Stored entries:
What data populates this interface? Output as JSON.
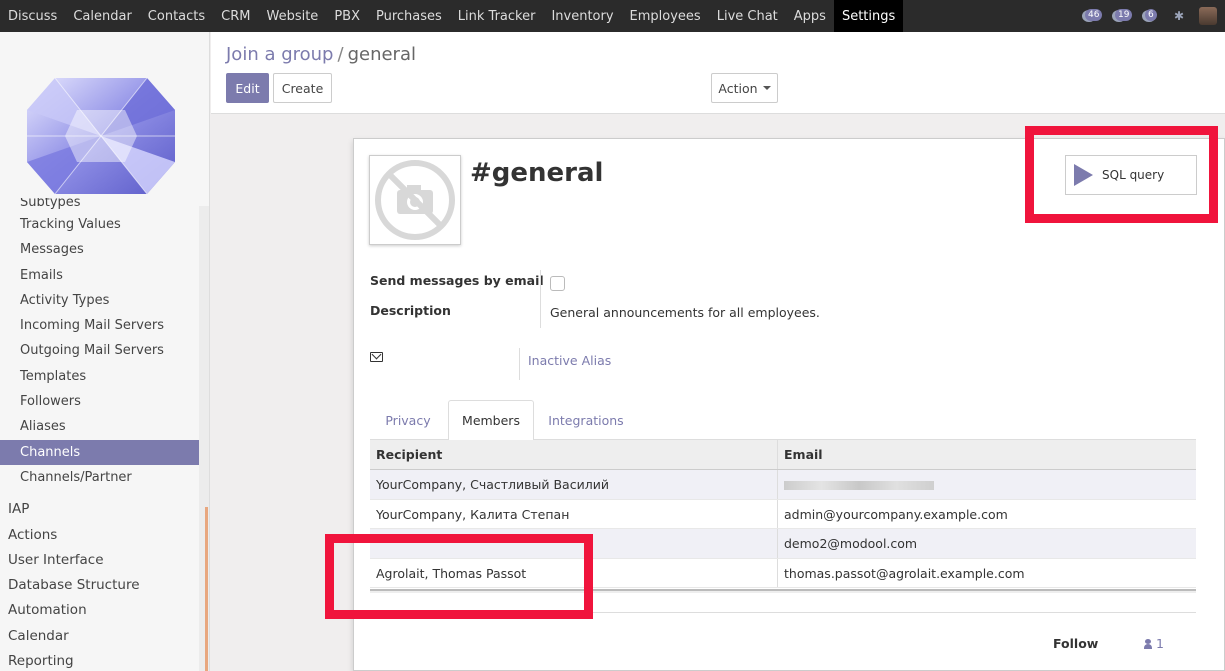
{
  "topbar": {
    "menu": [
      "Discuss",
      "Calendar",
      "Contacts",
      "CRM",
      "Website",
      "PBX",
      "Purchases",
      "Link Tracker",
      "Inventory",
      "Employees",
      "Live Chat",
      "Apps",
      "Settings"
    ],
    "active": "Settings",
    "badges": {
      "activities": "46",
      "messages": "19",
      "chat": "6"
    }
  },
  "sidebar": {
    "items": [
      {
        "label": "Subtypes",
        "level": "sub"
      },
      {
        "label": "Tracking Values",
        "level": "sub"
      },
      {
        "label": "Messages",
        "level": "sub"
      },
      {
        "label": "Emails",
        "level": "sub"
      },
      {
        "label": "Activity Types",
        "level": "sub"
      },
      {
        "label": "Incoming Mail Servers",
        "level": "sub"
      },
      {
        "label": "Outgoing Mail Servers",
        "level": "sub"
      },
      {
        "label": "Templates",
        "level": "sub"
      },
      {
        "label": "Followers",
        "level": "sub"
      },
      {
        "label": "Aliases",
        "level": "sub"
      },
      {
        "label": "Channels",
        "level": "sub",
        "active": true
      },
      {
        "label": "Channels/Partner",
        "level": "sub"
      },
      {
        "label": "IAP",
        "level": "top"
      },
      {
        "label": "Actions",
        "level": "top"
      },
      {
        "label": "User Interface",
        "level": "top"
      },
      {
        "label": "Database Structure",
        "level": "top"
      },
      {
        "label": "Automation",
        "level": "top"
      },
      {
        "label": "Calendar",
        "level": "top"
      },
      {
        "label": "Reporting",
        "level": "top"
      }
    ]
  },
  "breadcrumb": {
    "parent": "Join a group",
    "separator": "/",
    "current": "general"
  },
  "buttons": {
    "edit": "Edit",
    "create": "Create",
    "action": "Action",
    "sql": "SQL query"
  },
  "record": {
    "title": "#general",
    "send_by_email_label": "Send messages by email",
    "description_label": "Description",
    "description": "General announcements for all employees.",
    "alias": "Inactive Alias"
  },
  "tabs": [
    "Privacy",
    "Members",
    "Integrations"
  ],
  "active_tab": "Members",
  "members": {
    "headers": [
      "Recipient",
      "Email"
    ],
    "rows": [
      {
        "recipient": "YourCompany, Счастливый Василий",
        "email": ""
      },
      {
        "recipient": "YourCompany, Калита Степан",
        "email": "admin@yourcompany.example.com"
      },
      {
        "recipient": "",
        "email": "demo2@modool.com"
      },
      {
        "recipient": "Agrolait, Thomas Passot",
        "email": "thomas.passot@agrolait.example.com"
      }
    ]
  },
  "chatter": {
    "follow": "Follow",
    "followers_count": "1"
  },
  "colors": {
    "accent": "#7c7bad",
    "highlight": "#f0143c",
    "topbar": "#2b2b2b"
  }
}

[WHAT IS NEEDED]:
Give the material again exactly as it is, but keep the pictures out.

[RIGHT ANSWER]:
What data populates this interface? Output as JSON.
{
  "topbar": {
    "menu": [
      "Discuss",
      "Calendar",
      "Contacts",
      "CRM",
      "Website",
      "PBX",
      "Purchases",
      "Link Tracker",
      "Inventory",
      "Employees",
      "Live Chat",
      "Apps",
      "Settings"
    ],
    "active": "Settings",
    "badges": {
      "activities": "46",
      "messages": "19",
      "chat": "6"
    }
  },
  "sidebar": {
    "items": [
      {
        "label": "Subtypes",
        "level": "sub"
      },
      {
        "label": "Tracking Values",
        "level": "sub"
      },
      {
        "label": "Messages",
        "level": "sub"
      },
      {
        "label": "Emails",
        "level": "sub"
      },
      {
        "label": "Activity Types",
        "level": "sub"
      },
      {
        "label": "Incoming Mail Servers",
        "level": "sub"
      },
      {
        "label": "Outgoing Mail Servers",
        "level": "sub"
      },
      {
        "label": "Templates",
        "level": "sub"
      },
      {
        "label": "Followers",
        "level": "sub"
      },
      {
        "label": "Aliases",
        "level": "sub"
      },
      {
        "label": "Channels",
        "level": "sub",
        "active": true
      },
      {
        "label": "Channels/Partner",
        "level": "sub"
      },
      {
        "label": "IAP",
        "level": "top"
      },
      {
        "label": "Actions",
        "level": "top"
      },
      {
        "label": "User Interface",
        "level": "top"
      },
      {
        "label": "Database Structure",
        "level": "top"
      },
      {
        "label": "Automation",
        "level": "top"
      },
      {
        "label": "Calendar",
        "level": "top"
      },
      {
        "label": "Reporting",
        "level": "top"
      }
    ]
  },
  "breadcrumb": {
    "parent": "Join a group",
    "separator": "/",
    "current": "general"
  },
  "buttons": {
    "edit": "Edit",
    "create": "Create",
    "action": "Action",
    "sql": "SQL query"
  },
  "record": {
    "title": "#general",
    "send_by_email_label": "Send messages by email",
    "description_label": "Description",
    "description": "General announcements for all employees.",
    "alias": "Inactive Alias"
  },
  "tabs": [
    "Privacy",
    "Members",
    "Integrations"
  ],
  "active_tab": "Members",
  "members": {
    "headers": [
      "Recipient",
      "Email"
    ],
    "rows": [
      {
        "recipient": "YourCompany, Счастливый Василий",
        "email": ""
      },
      {
        "recipient": "YourCompany, Калита Степан",
        "email": "admin@yourcompany.example.com"
      },
      {
        "recipient": "",
        "email": "demo2@modool.com"
      },
      {
        "recipient": "Agrolait, Thomas Passot",
        "email": "thomas.passot@agrolait.example.com"
      }
    ]
  },
  "chatter": {
    "follow": "Follow",
    "followers_count": "1"
  },
  "colors": {
    "accent": "#7c7bad",
    "highlight": "#f0143c",
    "topbar": "#2b2b2b"
  }
}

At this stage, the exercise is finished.